# TASK DIRECTIONS
Pick out each of the lines below that contains the string "STELIB", and copy those lines in full.

# SOURCE RECORDS
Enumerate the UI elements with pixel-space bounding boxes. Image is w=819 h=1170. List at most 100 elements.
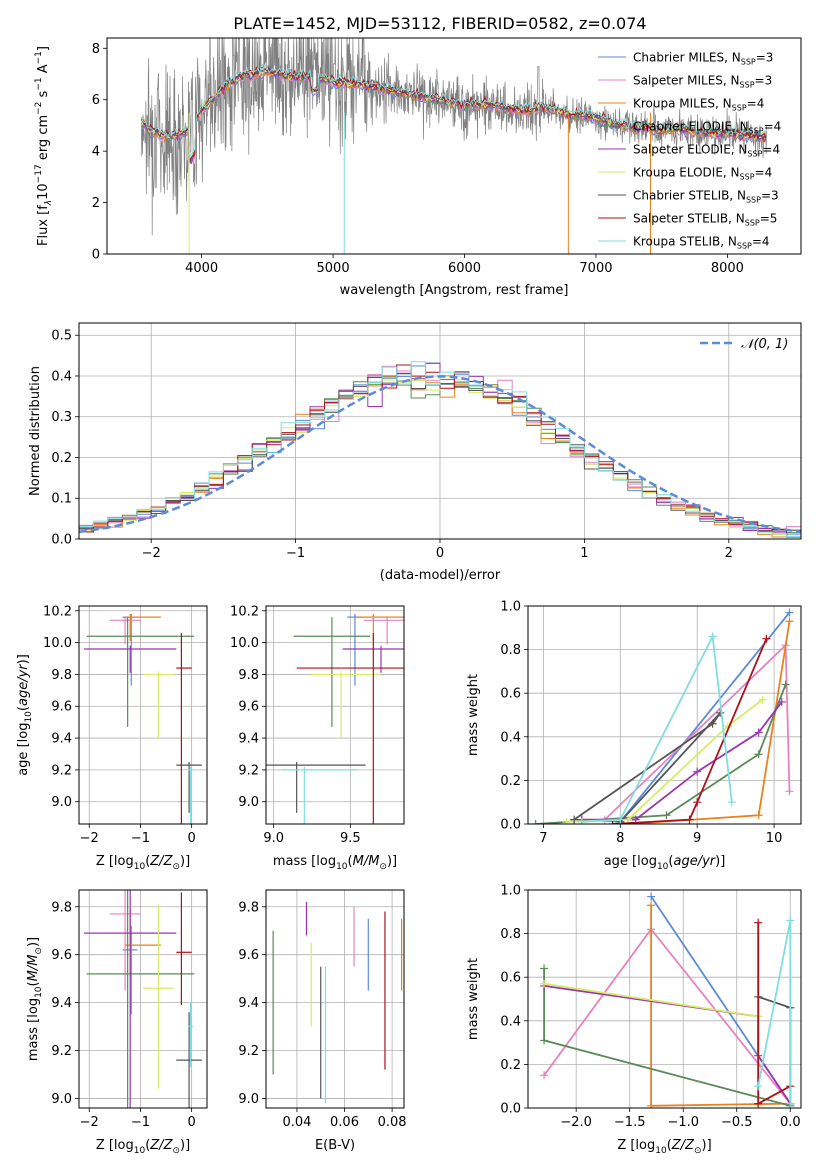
x-tick-label: 0.04 [282, 1115, 311, 1130]
label-part: M/M [26, 955, 41, 982]
mass-weight-marker [754, 728, 763, 737]
y-tick-label: 9.6 [238, 948, 259, 963]
mass-weight-marker [754, 811, 763, 820]
x-tick-label: −2 [80, 1115, 99, 1130]
label-part: )] [715, 854, 725, 869]
y-tick-label: 0.6 [500, 971, 521, 986]
mass-weight-marker [616, 815, 625, 824]
y-tick-label: 0.4 [500, 1014, 521, 1029]
mass-weight-marker [786, 916, 795, 925]
legend-entry: Kroupa ELODIE, NSSP=4 [633, 166, 772, 182]
y-tick-label: 9.8 [238, 668, 259, 683]
model-spectrum-line [140, 68, 767, 158]
y-tick-label: 0.1 [51, 492, 72, 507]
axes-frame [78, 889, 208, 1109]
mass-weight-line [612, 638, 768, 824]
x-axis-label: age [log10(age/yr)] [604, 854, 726, 872]
x-tick-label: 7000 [579, 261, 612, 276]
label-part: 10 [655, 1146, 667, 1156]
label-part: age [log [604, 854, 657, 869]
y-tick-label: 0.4 [500, 730, 521, 745]
mass-weight-marker [754, 1082, 763, 1091]
mass-weight-marker [708, 719, 717, 728]
legend-entry: Kroupa MILES, NSSP=4 [633, 97, 764, 113]
label-part: Kroupa MILES, N [633, 97, 732, 111]
mass-weight-marker [540, 1071, 549, 1080]
y-tick-label: 9.4 [51, 996, 72, 1011]
y-tick-label: 0.0 [51, 533, 72, 548]
axes-frame [527, 889, 802, 1109]
mass-weight-marker [608, 820, 617, 824]
label-part: =4 [752, 235, 770, 249]
spectrum-panel: 4000 5000 6000 7000 8000 0 2 4 6 8 wavelength [Ang… [34, 37, 802, 298]
label-part: SSP [740, 173, 755, 182]
model-spectrum-line [140, 63, 767, 160]
y-tick-label: 1.0 [500, 600, 521, 615]
mass-weight-line [581, 633, 733, 823]
x-tick-label: −2.0 [560, 1115, 592, 1130]
label-part: ⊙ [34, 947, 44, 955]
y-tick-label: 9.6 [51, 948, 72, 963]
x-axis-label: Z [log10(Z/Z⊙)] [96, 1138, 190, 1156]
y-axis-label: mass [log10(M/M⊙)] [26, 937, 44, 1061]
x-axis-label: Z [log10(Z/Z⊙)] [617, 1138, 711, 1156]
label-part: ( [145, 1138, 150, 1153]
label-part: ] [36, 46, 51, 51]
label-part: M/M [353, 854, 380, 869]
label-part: Salpeter ELODIE, N [633, 143, 747, 157]
x-tick-label: 8000 [711, 261, 744, 276]
x-tick-label: 6000 [448, 261, 481, 276]
y-tick-label: 0.8 [500, 927, 521, 942]
plot-area [266, 613, 404, 824]
y-tick-label: 0.5 [51, 329, 72, 344]
y-tick-label: 9.4 [51, 732, 72, 747]
label-part: Z [log [96, 1138, 134, 1153]
label-part: SSP [746, 196, 761, 205]
y-tick-label: 9.2 [238, 1044, 259, 1059]
label-part: SSP [737, 242, 752, 251]
label-part: mass [log [273, 854, 336, 869]
label-part: Z [log [96, 854, 134, 869]
y-axis-label: age [log10(age/yr)] [16, 654, 34, 776]
mass-weight-marker [777, 697, 786, 706]
label-part: 10 [34, 986, 44, 998]
axes-frame [265, 605, 405, 825]
label-part: =4 [764, 120, 782, 134]
normal-curve-line [79, 375, 801, 534]
axes-frame [527, 605, 802, 825]
x-axis-label: (data-model)/error [380, 568, 501, 583]
x-axis-label: Z [log10(Z/Z⊙)] [96, 854, 190, 872]
label-part: 10 [134, 862, 146, 872]
y-axis-label: mass weight [466, 674, 481, 756]
label-part: A [36, 64, 51, 77]
x-tick-label: 9.5 [340, 831, 361, 846]
x-tick-label: 1 [580, 546, 588, 561]
mass-weight-marker [754, 750, 763, 759]
mass-weight-marker [540, 964, 549, 973]
mass-weight-marker [540, 979, 549, 988]
label-part: SSP [745, 219, 760, 228]
label-part: age/yr [16, 663, 31, 706]
x-tick-label: 0 [436, 546, 444, 561]
label-part: SSP [732, 104, 747, 113]
label-part: 10 [24, 711, 34, 723]
label-part: )] [702, 1138, 712, 1153]
label-part: Salpeter STELIB, N [633, 212, 745, 226]
y-tick-label: 4 [92, 145, 100, 160]
plot-area [140, 38, 767, 254]
legend-entry: Salpeter STELIB, NSSP=5 [633, 212, 777, 228]
x-tick-label: 10 [766, 831, 783, 846]
mass-weight-marker [647, 1101, 656, 1108]
label-part: −1 [34, 77, 44, 90]
label-part: ( [145, 854, 150, 869]
mass-weight-marker [531, 820, 540, 824]
y-tick-label: 0.6 [500, 687, 521, 702]
y-tick-label: 1.0 [500, 884, 521, 899]
label-part: erg cm [36, 115, 51, 164]
mass-weight-marker [708, 632, 717, 641]
y-axis-label: mass weight [466, 958, 481, 1040]
label-part: age [log [16, 723, 31, 776]
legend-entry: Salpeter MILES, NSSP=3 [633, 74, 772, 90]
y-tick-label: 0.3 [51, 410, 72, 425]
label-part: 10 [134, 1146, 146, 1156]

# EXERCISE OUTPUT
label-part: Salpeter STELIB, N [633, 212, 745, 226]
legend-entry: Salpeter STELIB, NSSP=5 [633, 212, 777, 228]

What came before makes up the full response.